▶ Problem to work on:
Records follow. Copy every line with "Eisenb".

▶ Supplied data:
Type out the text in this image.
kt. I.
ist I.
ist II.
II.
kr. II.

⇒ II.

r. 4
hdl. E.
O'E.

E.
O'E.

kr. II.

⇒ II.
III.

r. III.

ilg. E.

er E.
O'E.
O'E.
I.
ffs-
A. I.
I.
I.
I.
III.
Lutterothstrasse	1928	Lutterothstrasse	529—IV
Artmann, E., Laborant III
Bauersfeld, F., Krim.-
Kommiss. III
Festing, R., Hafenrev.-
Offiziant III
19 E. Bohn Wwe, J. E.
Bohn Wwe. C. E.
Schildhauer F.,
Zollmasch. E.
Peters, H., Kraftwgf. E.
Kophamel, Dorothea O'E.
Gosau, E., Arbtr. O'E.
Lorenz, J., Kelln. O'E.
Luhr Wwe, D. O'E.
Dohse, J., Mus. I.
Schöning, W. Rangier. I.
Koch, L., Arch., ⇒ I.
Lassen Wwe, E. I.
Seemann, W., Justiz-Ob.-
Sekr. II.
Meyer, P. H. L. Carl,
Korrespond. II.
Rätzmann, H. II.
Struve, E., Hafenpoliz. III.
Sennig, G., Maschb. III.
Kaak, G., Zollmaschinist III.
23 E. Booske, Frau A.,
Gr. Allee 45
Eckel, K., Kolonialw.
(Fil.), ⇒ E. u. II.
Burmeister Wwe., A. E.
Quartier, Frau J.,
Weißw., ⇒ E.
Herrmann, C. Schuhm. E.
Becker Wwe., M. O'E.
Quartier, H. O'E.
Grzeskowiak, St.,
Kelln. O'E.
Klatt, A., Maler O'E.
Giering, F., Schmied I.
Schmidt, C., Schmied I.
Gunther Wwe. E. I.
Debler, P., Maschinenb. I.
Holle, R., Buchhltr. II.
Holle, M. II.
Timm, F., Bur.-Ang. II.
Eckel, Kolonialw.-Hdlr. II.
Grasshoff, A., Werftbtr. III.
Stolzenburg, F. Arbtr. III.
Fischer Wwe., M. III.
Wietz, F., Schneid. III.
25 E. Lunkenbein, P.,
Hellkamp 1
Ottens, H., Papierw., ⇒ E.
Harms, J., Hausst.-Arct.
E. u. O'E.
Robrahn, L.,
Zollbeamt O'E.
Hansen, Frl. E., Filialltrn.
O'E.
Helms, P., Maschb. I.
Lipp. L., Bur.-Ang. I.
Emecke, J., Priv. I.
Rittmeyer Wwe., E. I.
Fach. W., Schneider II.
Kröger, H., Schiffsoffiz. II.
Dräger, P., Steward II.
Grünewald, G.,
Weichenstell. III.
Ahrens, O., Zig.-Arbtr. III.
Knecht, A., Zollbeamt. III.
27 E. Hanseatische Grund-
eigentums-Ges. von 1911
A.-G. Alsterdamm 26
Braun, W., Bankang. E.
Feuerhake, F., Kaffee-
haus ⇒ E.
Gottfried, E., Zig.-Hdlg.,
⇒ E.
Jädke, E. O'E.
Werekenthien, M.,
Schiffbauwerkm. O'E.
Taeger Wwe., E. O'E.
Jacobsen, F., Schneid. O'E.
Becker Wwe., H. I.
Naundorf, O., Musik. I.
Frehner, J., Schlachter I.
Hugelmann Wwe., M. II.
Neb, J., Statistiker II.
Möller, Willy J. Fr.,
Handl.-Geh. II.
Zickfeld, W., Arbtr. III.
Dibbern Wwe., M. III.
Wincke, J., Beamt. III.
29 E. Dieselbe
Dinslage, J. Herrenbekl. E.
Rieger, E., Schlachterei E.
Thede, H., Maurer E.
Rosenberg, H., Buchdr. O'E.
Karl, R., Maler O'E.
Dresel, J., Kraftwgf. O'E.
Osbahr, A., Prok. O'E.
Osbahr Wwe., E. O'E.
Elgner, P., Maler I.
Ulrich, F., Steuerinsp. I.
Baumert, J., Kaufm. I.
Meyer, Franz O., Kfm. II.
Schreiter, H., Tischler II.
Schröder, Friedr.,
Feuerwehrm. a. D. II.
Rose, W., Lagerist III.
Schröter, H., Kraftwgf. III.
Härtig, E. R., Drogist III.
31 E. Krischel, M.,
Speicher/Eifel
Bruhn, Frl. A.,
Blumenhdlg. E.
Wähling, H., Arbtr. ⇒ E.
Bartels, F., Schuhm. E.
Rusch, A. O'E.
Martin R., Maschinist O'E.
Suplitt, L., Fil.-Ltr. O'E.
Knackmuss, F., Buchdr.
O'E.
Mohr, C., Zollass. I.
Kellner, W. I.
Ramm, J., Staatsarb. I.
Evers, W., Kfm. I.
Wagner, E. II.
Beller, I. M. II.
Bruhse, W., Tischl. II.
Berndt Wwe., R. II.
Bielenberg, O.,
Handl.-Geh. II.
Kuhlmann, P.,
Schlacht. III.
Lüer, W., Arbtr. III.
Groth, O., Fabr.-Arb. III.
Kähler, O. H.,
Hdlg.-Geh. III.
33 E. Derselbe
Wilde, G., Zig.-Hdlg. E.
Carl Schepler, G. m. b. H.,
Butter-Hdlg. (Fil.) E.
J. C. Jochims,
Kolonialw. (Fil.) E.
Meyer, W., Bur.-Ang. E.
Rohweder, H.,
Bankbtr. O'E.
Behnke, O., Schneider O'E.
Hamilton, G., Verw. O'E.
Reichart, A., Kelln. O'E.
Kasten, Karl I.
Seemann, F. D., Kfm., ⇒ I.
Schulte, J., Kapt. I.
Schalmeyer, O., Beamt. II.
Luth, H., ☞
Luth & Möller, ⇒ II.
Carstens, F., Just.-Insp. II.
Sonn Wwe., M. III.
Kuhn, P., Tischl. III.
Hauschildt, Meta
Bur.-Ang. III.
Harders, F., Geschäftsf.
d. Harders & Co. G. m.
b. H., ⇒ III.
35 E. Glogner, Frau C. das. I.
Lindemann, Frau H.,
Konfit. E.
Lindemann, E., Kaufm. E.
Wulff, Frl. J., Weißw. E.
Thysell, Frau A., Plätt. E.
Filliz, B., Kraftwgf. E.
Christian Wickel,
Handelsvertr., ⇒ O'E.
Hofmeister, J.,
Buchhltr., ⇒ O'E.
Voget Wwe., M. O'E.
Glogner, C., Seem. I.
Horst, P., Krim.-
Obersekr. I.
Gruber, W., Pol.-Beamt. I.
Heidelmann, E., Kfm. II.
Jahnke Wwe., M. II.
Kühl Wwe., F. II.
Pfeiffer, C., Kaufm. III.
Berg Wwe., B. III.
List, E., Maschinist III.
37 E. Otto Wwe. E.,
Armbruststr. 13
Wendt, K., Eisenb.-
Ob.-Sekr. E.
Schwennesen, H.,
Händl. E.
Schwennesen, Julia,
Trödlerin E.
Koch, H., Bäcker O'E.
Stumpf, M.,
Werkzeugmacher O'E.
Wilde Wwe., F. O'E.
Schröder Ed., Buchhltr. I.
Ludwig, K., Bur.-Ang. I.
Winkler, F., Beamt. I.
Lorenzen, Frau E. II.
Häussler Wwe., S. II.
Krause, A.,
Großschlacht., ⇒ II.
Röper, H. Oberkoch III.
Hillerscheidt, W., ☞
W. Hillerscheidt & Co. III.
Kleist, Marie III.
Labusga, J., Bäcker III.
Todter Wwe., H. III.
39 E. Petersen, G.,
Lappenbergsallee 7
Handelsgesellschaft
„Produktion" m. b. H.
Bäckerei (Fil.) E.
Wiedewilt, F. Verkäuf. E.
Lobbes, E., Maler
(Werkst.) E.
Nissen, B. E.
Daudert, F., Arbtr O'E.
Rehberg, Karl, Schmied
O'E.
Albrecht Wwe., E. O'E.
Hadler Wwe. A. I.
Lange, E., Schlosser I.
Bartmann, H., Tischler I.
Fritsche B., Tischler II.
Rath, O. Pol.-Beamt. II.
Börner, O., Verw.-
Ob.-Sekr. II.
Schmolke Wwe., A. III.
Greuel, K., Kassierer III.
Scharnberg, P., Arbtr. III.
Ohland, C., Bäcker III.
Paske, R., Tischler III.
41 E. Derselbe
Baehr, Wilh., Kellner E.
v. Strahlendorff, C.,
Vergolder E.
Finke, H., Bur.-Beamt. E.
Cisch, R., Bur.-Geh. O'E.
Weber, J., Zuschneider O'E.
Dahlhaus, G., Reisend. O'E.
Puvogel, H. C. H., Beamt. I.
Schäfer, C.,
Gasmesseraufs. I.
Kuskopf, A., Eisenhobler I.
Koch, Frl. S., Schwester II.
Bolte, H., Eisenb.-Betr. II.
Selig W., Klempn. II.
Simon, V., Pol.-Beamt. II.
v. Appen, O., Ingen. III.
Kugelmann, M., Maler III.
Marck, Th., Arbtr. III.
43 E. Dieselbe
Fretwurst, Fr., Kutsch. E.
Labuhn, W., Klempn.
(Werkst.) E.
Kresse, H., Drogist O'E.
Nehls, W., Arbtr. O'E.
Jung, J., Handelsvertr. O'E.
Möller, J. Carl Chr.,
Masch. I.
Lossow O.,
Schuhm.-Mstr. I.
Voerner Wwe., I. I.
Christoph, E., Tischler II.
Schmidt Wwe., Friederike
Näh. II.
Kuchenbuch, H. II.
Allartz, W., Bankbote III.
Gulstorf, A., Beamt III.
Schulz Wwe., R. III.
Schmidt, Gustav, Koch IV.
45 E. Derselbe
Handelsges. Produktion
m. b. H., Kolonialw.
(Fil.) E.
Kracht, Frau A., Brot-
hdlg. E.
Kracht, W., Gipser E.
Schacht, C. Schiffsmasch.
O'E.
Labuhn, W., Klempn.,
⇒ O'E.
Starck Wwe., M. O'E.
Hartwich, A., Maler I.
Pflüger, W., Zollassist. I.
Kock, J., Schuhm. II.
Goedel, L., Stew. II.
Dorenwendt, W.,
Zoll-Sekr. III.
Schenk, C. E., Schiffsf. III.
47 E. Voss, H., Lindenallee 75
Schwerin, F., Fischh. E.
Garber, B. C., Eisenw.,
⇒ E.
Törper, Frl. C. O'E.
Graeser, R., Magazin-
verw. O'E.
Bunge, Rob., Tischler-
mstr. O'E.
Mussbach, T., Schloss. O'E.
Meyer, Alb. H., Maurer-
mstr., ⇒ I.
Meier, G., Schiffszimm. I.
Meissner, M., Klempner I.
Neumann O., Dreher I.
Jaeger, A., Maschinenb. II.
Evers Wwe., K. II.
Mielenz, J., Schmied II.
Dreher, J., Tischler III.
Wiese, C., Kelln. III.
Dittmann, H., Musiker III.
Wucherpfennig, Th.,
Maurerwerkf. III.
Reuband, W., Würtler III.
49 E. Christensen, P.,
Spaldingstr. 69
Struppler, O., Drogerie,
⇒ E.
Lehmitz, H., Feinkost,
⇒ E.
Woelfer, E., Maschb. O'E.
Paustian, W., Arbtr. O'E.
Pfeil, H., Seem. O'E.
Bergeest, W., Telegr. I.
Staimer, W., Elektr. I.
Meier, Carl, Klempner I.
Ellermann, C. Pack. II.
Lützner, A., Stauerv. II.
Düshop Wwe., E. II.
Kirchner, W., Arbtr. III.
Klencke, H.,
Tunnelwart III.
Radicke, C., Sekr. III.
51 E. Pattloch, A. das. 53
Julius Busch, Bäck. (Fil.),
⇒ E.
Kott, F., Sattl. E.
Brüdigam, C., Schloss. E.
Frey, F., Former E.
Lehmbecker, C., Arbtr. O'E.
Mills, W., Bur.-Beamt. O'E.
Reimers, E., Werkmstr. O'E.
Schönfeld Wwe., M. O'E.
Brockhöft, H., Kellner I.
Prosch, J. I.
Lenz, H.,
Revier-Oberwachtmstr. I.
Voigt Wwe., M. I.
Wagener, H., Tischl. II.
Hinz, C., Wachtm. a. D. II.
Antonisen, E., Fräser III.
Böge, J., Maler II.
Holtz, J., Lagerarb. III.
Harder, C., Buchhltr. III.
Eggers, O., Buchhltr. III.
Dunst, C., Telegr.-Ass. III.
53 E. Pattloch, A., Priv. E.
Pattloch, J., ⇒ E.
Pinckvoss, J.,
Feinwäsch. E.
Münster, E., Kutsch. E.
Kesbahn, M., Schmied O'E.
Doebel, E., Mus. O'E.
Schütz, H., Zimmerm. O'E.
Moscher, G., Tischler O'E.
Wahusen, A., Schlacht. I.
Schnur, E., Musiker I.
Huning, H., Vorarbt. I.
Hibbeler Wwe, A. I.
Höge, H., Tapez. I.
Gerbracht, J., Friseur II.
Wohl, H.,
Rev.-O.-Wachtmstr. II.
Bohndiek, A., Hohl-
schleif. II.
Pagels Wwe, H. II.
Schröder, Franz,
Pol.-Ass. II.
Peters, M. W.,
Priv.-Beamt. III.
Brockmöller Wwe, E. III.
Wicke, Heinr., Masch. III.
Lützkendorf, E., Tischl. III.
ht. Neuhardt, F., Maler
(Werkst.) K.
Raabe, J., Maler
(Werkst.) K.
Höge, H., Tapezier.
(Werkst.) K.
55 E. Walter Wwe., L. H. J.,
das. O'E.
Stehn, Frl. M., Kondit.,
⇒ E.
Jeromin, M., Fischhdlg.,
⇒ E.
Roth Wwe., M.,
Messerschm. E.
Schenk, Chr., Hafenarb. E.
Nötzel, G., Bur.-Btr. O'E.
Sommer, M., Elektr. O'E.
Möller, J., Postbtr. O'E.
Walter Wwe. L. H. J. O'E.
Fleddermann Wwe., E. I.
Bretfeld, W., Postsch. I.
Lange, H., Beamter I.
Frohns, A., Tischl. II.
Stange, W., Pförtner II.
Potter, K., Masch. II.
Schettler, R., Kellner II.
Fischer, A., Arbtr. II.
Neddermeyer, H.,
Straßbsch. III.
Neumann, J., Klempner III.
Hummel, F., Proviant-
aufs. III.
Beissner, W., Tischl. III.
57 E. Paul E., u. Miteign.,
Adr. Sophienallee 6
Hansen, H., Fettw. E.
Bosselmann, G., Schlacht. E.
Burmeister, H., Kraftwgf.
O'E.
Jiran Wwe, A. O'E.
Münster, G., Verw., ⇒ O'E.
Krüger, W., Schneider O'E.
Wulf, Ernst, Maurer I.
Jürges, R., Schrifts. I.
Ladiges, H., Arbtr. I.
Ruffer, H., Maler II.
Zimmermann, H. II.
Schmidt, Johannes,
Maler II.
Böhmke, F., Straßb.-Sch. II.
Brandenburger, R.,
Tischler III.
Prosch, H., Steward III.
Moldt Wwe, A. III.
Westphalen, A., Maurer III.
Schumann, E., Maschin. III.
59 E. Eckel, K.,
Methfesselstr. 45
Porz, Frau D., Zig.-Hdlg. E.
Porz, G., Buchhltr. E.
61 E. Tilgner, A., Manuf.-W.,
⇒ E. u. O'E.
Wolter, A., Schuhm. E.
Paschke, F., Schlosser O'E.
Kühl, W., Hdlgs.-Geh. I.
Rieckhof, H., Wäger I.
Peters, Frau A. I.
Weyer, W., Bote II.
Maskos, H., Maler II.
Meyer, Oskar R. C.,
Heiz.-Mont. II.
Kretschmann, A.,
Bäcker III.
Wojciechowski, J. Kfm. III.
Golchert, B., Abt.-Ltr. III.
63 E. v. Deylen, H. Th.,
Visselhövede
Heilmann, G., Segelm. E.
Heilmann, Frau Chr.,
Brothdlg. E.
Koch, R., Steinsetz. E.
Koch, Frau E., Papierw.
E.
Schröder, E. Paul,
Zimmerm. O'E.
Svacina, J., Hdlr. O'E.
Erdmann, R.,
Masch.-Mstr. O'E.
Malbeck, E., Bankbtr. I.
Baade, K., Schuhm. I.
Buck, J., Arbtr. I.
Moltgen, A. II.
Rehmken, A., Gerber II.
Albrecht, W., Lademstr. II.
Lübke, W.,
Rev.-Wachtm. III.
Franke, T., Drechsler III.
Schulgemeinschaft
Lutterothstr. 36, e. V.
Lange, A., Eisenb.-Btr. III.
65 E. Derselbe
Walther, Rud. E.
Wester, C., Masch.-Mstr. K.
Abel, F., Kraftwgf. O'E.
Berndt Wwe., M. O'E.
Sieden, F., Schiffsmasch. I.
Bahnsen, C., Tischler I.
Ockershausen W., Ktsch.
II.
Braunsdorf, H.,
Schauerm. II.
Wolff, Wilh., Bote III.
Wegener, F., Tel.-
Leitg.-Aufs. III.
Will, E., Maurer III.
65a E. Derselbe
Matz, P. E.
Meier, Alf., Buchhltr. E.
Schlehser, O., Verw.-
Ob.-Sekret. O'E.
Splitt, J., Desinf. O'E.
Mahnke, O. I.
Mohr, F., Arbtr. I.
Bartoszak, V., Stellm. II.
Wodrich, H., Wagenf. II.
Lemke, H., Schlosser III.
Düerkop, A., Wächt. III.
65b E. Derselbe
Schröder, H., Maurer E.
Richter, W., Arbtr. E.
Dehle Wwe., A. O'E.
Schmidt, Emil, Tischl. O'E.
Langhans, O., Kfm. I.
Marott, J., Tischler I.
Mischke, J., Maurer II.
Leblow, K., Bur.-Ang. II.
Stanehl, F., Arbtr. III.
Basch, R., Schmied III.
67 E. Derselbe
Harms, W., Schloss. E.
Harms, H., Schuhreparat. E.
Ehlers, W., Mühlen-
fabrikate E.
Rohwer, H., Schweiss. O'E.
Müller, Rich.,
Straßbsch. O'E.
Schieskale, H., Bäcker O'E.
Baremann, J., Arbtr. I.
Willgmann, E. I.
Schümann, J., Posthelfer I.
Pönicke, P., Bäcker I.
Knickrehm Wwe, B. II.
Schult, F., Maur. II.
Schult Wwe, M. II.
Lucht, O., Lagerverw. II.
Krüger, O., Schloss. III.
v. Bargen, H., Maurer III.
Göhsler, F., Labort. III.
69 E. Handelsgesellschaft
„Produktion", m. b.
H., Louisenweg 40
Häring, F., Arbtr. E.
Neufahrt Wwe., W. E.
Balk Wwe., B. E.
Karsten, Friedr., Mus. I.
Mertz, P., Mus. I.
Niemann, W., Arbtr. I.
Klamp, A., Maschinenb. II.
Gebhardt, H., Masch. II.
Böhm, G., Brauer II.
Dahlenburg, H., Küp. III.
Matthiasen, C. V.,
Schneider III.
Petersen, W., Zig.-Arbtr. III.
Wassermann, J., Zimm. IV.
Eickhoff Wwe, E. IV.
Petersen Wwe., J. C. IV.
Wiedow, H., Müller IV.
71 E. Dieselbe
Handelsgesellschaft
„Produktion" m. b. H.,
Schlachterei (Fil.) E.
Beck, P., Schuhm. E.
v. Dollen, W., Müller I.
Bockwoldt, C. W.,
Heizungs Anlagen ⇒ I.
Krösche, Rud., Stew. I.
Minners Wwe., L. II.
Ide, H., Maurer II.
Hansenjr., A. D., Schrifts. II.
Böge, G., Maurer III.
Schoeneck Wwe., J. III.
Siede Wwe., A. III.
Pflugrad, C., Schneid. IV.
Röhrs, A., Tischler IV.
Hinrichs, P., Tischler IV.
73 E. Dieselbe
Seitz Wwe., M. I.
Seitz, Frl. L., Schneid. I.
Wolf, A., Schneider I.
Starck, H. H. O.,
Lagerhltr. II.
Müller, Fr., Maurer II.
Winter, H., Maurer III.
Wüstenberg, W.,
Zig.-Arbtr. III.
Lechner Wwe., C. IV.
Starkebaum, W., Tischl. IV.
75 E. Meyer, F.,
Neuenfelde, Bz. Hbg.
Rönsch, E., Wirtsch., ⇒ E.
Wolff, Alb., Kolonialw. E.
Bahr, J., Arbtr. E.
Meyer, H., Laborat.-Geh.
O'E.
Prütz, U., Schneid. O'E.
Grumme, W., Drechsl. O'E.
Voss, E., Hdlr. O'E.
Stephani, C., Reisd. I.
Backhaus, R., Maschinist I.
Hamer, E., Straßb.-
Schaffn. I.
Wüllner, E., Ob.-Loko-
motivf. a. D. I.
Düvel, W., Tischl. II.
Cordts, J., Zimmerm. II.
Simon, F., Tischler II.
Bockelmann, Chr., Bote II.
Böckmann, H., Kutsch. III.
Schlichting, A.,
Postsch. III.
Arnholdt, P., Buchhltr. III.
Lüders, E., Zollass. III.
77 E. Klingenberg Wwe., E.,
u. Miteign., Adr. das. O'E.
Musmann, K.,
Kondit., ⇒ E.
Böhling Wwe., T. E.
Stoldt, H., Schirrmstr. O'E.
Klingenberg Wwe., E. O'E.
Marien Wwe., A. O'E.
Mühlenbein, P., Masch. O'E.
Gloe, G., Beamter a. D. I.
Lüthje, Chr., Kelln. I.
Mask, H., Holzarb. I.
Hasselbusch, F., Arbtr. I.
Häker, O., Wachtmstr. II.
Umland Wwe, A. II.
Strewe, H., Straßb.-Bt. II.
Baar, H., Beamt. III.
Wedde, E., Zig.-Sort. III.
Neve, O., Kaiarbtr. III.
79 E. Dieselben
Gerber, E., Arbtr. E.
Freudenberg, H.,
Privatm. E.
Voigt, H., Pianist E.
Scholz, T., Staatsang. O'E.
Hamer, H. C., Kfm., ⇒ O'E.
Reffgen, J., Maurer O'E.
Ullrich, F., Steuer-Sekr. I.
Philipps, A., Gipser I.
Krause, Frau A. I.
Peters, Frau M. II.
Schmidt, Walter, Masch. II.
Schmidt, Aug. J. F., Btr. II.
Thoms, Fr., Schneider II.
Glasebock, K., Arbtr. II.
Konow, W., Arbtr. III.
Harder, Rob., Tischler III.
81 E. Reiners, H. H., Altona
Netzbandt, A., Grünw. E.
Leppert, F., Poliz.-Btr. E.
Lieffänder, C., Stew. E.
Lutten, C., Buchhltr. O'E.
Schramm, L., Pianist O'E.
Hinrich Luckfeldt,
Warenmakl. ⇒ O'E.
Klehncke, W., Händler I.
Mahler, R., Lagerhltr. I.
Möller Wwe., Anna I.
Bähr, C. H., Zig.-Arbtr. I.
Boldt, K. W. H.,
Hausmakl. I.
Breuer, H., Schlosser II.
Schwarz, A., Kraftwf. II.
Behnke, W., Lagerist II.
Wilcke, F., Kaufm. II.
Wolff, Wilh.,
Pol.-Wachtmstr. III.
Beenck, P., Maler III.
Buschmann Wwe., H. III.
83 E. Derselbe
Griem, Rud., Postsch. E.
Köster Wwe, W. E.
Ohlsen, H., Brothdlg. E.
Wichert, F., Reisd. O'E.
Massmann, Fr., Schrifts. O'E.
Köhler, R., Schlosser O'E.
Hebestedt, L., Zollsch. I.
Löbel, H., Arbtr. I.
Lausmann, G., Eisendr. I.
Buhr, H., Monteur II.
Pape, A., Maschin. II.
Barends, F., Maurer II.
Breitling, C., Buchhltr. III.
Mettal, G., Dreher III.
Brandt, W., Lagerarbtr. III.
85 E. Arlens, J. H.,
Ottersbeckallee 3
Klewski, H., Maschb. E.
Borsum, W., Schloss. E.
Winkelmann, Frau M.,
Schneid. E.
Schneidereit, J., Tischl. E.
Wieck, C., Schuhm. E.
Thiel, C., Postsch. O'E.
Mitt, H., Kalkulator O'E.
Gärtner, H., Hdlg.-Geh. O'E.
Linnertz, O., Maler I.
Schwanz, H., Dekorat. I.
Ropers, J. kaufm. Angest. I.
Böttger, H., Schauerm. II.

▶ Solution to the problem:
Wendt, K., Eisenb.-
Bolte, H., Eisenb.-Betr. II.
Lange, A., Eisenb.-Btr. III.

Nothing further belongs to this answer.